(Stored entries)

BEGIN

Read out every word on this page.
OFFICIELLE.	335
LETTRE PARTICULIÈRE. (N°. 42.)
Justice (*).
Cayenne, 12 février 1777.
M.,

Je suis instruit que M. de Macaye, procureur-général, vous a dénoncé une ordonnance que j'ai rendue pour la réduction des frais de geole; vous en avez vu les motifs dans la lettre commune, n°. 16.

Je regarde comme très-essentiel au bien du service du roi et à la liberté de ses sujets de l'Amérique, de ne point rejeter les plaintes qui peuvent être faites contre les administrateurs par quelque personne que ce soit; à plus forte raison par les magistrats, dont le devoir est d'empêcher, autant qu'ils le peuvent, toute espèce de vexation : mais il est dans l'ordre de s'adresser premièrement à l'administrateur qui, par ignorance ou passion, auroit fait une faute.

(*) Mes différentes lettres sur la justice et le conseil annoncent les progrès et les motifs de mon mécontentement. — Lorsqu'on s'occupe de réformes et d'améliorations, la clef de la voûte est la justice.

END

**WHAT IS ASKED**. Where a line of the entries contains the word "motifs", copy that line.

**RESULT OF THE TASK**.
Je suis instruit que M. de Macaye, procureur-général, vous a dénoncé une ordonnance que j'ai rendue pour la réduction des frais de geole; vous en avez vu les motifs dans la lettre commune, n°. 16.
(*) Mes différentes lettres sur la justice et le conseil annoncent les progrès et les motifs de mon mécontentement. — Lorsqu'on s'occupe de réformes et d'améliorations, la clef de la voûte est la justice.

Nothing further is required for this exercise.